> SUPPLIED DATA
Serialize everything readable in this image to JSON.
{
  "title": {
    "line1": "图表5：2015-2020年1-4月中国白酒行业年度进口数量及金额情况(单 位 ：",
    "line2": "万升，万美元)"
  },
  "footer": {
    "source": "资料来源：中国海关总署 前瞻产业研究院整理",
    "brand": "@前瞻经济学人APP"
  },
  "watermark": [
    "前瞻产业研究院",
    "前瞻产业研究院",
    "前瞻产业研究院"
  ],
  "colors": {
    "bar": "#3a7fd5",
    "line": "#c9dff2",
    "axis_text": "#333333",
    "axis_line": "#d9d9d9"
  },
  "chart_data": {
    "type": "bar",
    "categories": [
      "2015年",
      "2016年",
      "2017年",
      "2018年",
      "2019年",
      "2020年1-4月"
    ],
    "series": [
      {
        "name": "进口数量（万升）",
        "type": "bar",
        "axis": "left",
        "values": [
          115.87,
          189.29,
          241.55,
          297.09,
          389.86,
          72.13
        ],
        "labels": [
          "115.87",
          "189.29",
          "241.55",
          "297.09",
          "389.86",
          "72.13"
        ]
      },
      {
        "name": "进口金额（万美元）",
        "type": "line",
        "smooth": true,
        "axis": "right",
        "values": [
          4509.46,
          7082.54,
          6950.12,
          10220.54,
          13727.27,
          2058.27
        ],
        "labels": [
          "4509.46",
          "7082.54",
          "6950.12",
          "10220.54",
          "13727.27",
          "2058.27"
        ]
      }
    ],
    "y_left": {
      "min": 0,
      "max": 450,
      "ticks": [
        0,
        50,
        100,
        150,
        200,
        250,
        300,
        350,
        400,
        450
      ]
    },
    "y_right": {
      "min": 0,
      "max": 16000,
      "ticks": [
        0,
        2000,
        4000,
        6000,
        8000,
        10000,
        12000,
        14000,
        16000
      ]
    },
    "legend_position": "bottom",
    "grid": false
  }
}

> EXERCISE DIRECTIONS
Repeat every record exactly as written, please.

> TASK RESPONSE
Serialize everything readable in this image to JSON.
{
  "title": {
    "line1": "图表5：2015-2020年1-4月中国白酒行业年度进口数量及金额情况(单 位 ：",
    "line2": "万升，万美元)"
  },
  "footer": {
    "source": "资料来源：中国海关总署 前瞻产业研究院整理",
    "brand": "@前瞻经济学人APP"
  },
  "watermark": [
    "前瞻产业研究院",
    "前瞻产业研究院",
    "前瞻产业研究院"
  ],
  "colors": {
    "bar": "#3a7fd5",
    "line": "#c9dff2",
    "axis_text": "#333333",
    "axis_line": "#d9d9d9"
  },
  "chart_data": {
    "type": "bar",
    "categories": [
      "2015年",
      "2016年",
      "2017年",
      "2018年",
      "2019年",
      "2020年1-4月"
    ],
    "series": [
      {
        "name": "进口数量（万升）",
        "type": "bar",
        "axis": "left",
        "values": [
          115.87,
          189.29,
          241.55,
          297.09,
          389.86,
          72.13
        ],
        "labels": [
          "115.87",
          "189.29",
          "241.55",
          "297.09",
          "389.86",
          "72.13"
        ]
      },
      {
        "name": "进口金额（万美元）",
        "type": "line",
        "smooth": true,
        "axis": "right",
        "values": [
          4509.46,
          7082.54,
          6950.12,
          10220.54,
          13727.27,
          2058.27
        ],
        "labels": [
          "4509.46",
          "7082.54",
          "6950.12",
          "10220.54",
          "13727.27",
          "2058.27"
        ]
      }
    ],
    "y_left": {
      "min": 0,
      "max": 450,
      "ticks": [
        0,
        50,
        100,
        150,
        200,
        250,
        300,
        350,
        400,
        450
      ]
    },
    "y_right": {
      "min": 0,
      "max": 16000,
      "ticks": [
        0,
        2000,
        4000,
        6000,
        8000,
        10000,
        12000,
        14000,
        16000
      ]
    },
    "legend_position": "bottom",
    "grid": false
  }
}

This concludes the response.